→ Task brief:
Locate the lines of the listing below that hold "诗人能辨别出是蝉发出的声音", then copy each of them.

→ Supplied information:
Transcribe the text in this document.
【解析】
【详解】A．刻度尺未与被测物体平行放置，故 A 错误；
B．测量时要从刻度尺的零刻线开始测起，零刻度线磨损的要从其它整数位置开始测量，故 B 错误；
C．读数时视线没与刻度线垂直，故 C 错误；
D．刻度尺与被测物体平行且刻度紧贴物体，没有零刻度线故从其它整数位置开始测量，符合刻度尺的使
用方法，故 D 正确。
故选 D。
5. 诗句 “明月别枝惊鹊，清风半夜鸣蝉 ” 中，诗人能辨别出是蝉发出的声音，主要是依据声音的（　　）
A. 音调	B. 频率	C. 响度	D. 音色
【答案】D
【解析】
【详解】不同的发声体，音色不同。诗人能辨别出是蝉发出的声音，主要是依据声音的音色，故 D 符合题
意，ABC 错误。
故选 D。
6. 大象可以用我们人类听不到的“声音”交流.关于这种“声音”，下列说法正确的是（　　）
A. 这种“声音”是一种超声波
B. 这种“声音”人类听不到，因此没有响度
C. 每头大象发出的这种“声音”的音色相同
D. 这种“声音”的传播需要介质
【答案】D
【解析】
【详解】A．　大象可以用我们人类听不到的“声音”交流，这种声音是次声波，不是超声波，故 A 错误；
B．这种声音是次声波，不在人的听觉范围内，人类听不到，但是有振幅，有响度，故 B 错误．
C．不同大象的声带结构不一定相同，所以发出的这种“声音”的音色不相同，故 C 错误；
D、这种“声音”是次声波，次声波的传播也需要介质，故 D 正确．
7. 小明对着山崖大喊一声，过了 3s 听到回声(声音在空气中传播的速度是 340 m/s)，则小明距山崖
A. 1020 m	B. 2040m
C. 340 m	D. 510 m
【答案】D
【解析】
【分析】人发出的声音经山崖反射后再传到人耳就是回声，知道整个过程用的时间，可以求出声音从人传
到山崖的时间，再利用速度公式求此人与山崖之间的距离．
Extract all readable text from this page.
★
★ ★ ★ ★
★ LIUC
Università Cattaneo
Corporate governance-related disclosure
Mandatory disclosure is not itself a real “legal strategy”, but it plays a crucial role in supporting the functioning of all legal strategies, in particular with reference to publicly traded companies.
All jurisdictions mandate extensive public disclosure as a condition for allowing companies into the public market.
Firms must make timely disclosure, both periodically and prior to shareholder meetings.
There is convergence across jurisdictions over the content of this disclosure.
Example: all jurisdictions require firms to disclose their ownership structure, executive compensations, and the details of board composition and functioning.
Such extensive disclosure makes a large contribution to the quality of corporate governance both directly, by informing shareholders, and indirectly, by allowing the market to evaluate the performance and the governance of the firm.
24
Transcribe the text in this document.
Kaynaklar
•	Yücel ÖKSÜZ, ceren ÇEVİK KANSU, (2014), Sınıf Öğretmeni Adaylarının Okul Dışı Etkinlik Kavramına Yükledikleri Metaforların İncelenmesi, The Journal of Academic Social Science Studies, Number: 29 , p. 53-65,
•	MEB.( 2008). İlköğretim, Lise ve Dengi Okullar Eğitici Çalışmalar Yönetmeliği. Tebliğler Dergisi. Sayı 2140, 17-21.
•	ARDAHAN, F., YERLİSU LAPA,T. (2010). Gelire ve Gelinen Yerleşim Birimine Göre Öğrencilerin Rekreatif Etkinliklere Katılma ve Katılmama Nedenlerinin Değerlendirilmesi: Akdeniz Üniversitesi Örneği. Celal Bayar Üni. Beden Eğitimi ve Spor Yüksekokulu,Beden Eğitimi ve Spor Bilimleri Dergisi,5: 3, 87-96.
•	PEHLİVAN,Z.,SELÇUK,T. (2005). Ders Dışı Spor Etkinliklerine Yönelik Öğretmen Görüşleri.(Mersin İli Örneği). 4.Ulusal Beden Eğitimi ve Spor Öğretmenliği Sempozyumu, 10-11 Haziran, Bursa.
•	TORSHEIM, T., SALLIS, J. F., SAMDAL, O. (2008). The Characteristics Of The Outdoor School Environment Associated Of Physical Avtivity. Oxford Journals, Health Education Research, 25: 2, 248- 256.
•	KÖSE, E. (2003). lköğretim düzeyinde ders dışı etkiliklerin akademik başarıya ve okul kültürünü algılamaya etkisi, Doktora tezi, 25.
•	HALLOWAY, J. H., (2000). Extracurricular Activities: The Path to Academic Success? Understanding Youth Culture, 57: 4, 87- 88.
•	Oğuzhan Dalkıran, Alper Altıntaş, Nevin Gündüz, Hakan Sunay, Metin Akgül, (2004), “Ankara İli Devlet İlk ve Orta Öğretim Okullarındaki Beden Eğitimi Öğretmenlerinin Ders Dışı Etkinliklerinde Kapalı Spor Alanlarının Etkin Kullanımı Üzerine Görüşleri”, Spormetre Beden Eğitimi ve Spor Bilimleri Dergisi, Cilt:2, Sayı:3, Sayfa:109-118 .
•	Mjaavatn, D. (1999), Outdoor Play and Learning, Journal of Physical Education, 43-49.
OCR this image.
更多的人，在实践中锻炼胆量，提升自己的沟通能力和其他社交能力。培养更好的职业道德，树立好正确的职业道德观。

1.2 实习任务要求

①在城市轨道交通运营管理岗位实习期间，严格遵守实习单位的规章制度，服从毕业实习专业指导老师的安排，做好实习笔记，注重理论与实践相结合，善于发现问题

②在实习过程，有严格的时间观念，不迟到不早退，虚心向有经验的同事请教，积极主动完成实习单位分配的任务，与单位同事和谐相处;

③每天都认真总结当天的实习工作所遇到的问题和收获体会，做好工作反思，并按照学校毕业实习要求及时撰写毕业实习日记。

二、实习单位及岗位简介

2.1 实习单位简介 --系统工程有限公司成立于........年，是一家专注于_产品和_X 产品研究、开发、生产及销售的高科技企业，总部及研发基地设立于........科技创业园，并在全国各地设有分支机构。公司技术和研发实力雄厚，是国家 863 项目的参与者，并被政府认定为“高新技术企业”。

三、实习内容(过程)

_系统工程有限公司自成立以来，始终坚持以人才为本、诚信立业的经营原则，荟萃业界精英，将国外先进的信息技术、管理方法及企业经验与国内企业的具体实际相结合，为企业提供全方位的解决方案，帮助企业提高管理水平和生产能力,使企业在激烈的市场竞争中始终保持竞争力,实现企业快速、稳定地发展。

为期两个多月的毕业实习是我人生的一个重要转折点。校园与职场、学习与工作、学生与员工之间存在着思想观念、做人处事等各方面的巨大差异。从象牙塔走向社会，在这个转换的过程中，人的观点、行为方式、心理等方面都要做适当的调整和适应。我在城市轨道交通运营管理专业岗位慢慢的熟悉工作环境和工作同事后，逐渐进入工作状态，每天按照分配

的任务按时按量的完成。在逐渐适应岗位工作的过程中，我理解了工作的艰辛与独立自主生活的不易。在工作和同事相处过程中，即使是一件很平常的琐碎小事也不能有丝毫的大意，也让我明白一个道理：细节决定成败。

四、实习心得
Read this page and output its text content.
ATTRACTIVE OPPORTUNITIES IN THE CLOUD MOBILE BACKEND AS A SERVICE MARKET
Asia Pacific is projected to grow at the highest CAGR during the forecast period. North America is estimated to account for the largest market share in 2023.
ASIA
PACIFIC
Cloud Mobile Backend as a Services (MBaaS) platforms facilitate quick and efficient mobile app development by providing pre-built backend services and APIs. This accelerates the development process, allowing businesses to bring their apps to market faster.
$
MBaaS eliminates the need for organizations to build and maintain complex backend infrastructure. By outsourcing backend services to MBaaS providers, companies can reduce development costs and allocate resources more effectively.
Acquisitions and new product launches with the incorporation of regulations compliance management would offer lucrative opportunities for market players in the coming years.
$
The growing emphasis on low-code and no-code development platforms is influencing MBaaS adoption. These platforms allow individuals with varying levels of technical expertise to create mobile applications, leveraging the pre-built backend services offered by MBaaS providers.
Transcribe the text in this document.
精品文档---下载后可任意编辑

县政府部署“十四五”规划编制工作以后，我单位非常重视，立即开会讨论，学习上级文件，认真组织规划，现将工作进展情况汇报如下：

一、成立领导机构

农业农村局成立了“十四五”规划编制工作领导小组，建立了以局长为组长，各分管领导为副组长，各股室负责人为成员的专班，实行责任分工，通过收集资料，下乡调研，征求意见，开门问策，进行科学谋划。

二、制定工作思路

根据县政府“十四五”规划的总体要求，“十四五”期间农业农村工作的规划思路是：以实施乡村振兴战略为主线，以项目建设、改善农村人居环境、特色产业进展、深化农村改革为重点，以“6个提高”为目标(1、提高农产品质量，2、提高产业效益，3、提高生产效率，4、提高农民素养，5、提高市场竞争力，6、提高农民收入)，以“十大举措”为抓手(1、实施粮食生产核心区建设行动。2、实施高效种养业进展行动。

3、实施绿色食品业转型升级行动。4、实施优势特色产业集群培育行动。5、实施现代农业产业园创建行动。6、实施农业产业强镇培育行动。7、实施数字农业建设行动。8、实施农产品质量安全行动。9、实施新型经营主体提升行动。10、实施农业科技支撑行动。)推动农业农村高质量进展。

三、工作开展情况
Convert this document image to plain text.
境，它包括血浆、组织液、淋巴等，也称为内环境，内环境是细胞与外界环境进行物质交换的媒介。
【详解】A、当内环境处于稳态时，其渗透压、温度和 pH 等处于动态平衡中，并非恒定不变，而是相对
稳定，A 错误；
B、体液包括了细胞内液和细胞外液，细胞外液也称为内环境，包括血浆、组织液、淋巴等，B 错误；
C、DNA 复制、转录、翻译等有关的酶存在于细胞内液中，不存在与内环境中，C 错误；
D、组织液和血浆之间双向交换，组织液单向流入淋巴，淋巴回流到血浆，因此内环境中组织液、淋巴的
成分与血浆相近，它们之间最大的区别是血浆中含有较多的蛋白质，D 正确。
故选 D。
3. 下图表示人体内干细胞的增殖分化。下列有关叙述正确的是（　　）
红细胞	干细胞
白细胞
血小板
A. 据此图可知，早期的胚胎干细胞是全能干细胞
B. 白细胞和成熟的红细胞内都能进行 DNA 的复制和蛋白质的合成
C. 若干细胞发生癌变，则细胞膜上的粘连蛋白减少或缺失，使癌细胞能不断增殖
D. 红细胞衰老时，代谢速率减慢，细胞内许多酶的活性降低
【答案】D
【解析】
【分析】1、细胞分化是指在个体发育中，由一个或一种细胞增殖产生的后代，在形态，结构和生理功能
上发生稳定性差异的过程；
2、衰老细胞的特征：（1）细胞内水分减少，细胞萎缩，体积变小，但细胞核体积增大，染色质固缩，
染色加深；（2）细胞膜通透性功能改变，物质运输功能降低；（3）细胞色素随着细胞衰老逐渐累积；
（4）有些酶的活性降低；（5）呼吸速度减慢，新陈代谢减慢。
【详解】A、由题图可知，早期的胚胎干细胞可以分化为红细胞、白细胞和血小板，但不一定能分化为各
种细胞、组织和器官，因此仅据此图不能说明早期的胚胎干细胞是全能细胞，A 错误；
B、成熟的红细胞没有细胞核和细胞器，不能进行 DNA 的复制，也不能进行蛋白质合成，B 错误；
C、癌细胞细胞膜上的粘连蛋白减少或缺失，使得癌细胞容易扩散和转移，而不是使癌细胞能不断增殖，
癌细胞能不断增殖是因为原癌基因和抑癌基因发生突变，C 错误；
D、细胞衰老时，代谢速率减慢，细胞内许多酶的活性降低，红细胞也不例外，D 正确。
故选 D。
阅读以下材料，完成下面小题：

→ Finished answer:
5. 诗句 “明月别枝惊鹊，清风半夜鸣蝉 ” 中，诗人能辨别出是蝉发出的声音，主要是依据声音的（　　）
【详解】不同的发声体，音色不同。诗人能辨别出是蝉发出的声音，主要是依据声音的音色，故 D 符合题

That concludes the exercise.